DIRECTIVE ▸ Below is a listing to write out in full, exactly as given, without its pictures.
[begin ENTRIES PROVIDED]
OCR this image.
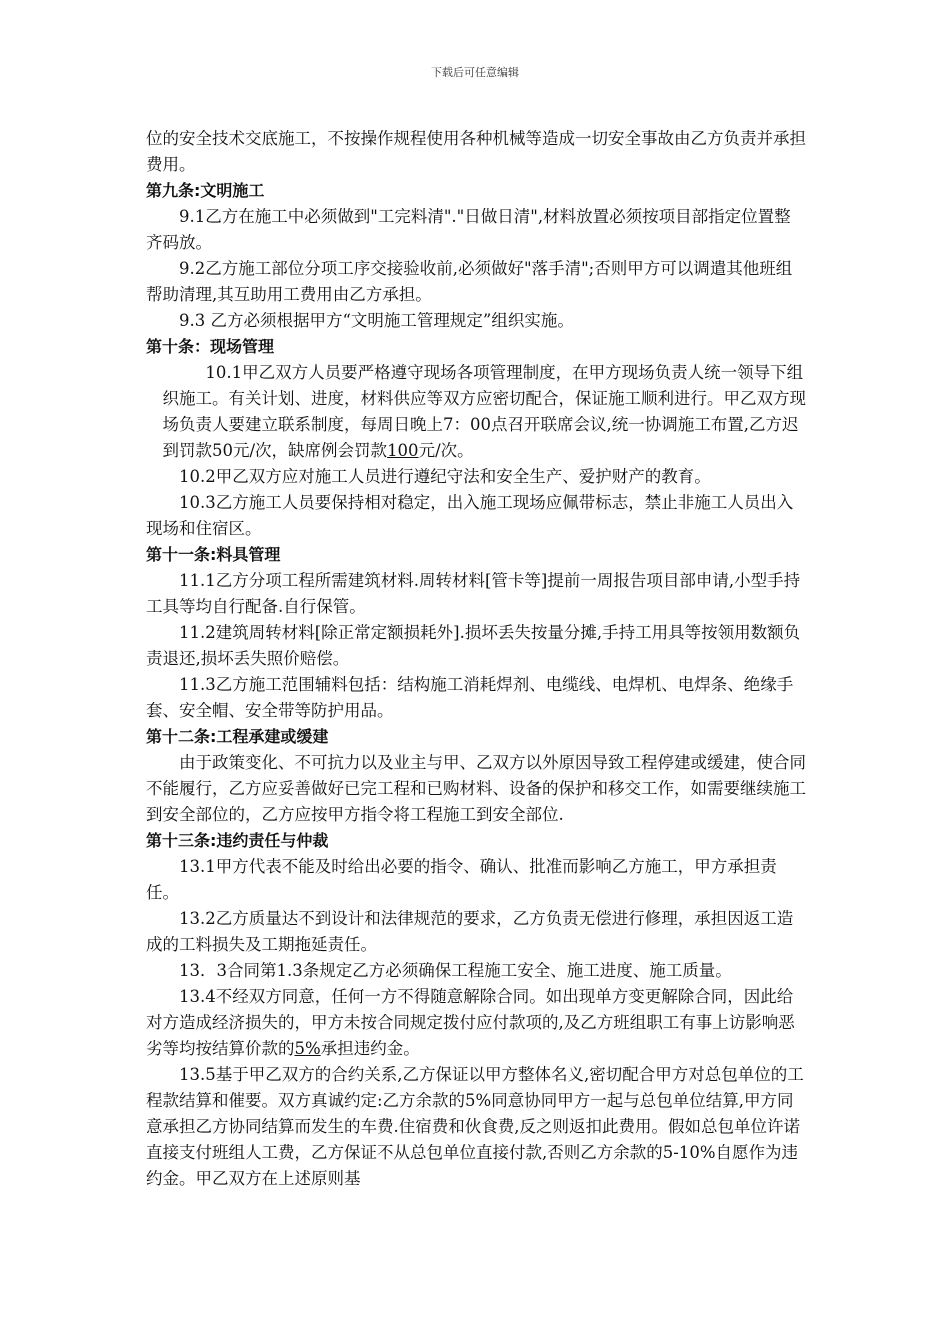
下载后可任意编辑

位的安全技术交底施工，不按操作规程使用各种机械等造成一切安全事故由乙方负责并承担费用。

第九条:文明施工

9.1乙方在施工中必须做到"工完料清"."日做日清",材料放置必须按项目部指定位置整齐码放。

9.2乙方施工部位分项工序交接验收前,必须做好"落手清";否则甲方可以调遣其他班组帮助清理,其互助用工费用由乙方承担。

9.3 乙方必须根据甲方“文明施工管理规定”组织实施。

第十条：现场管理

10.1甲乙双方人员要严格遵守现场各项管理制度，在甲方现场负责人统一领导下组织施工。有关计划、进度，材料供应等双方应密切配合，保证施工顺利进行。甲乙双方现场负责人要建立联系制度，每周日晚上7：00点召开联席会议,统一协调施工布置,乙方迟到罚款50元/次，缺席例会罚款100元/次。

10.2甲乙双方应对施工人员进行遵纪守法和安全生产、爱护财产的教育。

10.3乙方施工人员要保持相对稳定，出入施工现场应佩带标志，禁止非施工人员出入现场和住宿区。

第十一条:料具管理

11.1乙方分项工程所需建筑材料.周转材料[管卡等]提前一周报告项目部申请,小型手持工具等均自行配备.自行保管。

11.2建筑周转材料[除正常定额损耗外].损坏丢失按量分摊,手持工用具等按领用数额负责退还,损坏丢失照价赔偿。

11.3乙方施工范围辅料包括：结构施工消耗焊剂、电缆线、电焊机、电焊条、绝缘手套、安全帽、安全带等防护用品。

第十二条:工程承建或缓建

由于政策变化、不可抗力以及业主与甲、乙双方以外原因导致工程停建或缓建，使合同不能履行，乙方应妥善做好已完工程和已购材料、设备的保护和移交工作，如需要继续施工到安全部位的，乙方应按甲方指令将工程施工到安全部位.

第十三条:违约责任与仲裁

13.1甲方代表不能及时给出必要的指令、确认、批准而影响乙方施工，甲方承担责任。

13.2乙方质量达不到设计和法律规范的要求，乙方负责无偿进行修理，承担因返工造成的工料损失及工期拖延责任。

13．3合同第1.3条规定乙方必须确保工程施工安全、施工进度、施工质量。

13.4不经双方同意，任何一方不得随意解除合同。如出现单方变更解除合同，因此给对方造成经济损失的，甲方未按合同规定拨付应付款项的,及乙方班组职工有事上访影响恶劣等均按结算价款的5%承担违约金。

13.5基于甲乙双方的合约关系,乙方保证以甲方整体名义,密切配合甲方对总包单位的工程款结算和催要。双方真诚约定:乙方余款的5%同意协同甲方一起与总包单位结算,甲方同意承担乙方协同结算而发生的车费.住宿费和伙食费,反之则返扣此费用。假如总包单位许诺直接支付班组人工费，乙方保证不从总包单位直接付款,否则乙方余款的5-10%自愿作为违约金。甲乙双方在上述原则基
[end ENTRIES PROVIDED]
EXERCISE SOLUTION ▸
OCR this image.
下载后可任意编辑

位的安全技术交底施工，不按操作规程使用各种机械等造成一切安全事故由乙方负责并承担费用。

第九条:文明施工

9.1乙方在施工中必须做到"工完料清"."日做日清",材料放置必须按项目部指定位置整齐码放。

9.2乙方施工部位分项工序交接验收前,必须做好"落手清";否则甲方可以调遣其他班组帮助清理,其互助用工费用由乙方承担。

9.3 乙方必须根据甲方“文明施工管理规定”组织实施。

第十条：现场管理

10.1甲乙双方人员要严格遵守现场各项管理制度，在甲方现场负责人统一领导下组织施工。有关计划、进度，材料供应等双方应密切配合，保证施工顺利进行。甲乙双方现场负责人要建立联系制度，每周日晚上7：00点召开联席会议,统一协调施工布置,乙方迟到罚款50元/次，缺席例会罚款100元/次。

10.2甲乙双方应对施工人员进行遵纪守法和安全生产、爱护财产的教育。

10.3乙方施工人员要保持相对稳定，出入施工现场应佩带标志，禁止非施工人员出入现场和住宿区。

第十一条:料具管理

11.1乙方分项工程所需建筑材料.周转材料[管卡等]提前一周报告项目部申请,小型手持工具等均自行配备.自行保管。

11.2建筑周转材料[除正常定额损耗外].损坏丢失按量分摊,手持工用具等按领用数额负责退还,损坏丢失照价赔偿。

11.3乙方施工范围辅料包括：结构施工消耗焊剂、电缆线、电焊机、电焊条、绝缘手套、安全帽、安全带等防护用品。

第十二条:工程承建或缓建

由于政策变化、不可抗力以及业主与甲、乙双方以外原因导致工程停建或缓建，使合同不能履行，乙方应妥善做好已完工程和已购材料、设备的保护和移交工作，如需要继续施工到安全部位的，乙方应按甲方指令将工程施工到安全部位.

第十三条:违约责任与仲裁

13.1甲方代表不能及时给出必要的指令、确认、批准而影响乙方施工，甲方承担责任。

13.2乙方质量达不到设计和法律规范的要求，乙方负责无偿进行修理，承担因返工造成的工料损失及工期拖延责任。

13．3合同第1.3条规定乙方必须确保工程施工安全、施工进度、施工质量。

13.4不经双方同意，任何一方不得随意解除合同。如出现单方变更解除合同，因此给对方造成经济损失的，甲方未按合同规定拨付应付款项的,及乙方班组职工有事上访影响恶劣等均按结算价款的5%承担违约金。

13.5基于甲乙双方的合约关系,乙方保证以甲方整体名义,密切配合甲方对总包单位的工程款结算和催要。双方真诚约定:乙方余款的5%同意协同甲方一起与总包单位结算,甲方同意承担乙方协同结算而发生的车费.住宿费和伙食费,反之则返扣此费用。假如总包单位许诺直接支付班组人工费，乙方保证不从总包单位直接付款,否则乙方余款的5-10%自愿作为违约金。甲乙双方在上述原则基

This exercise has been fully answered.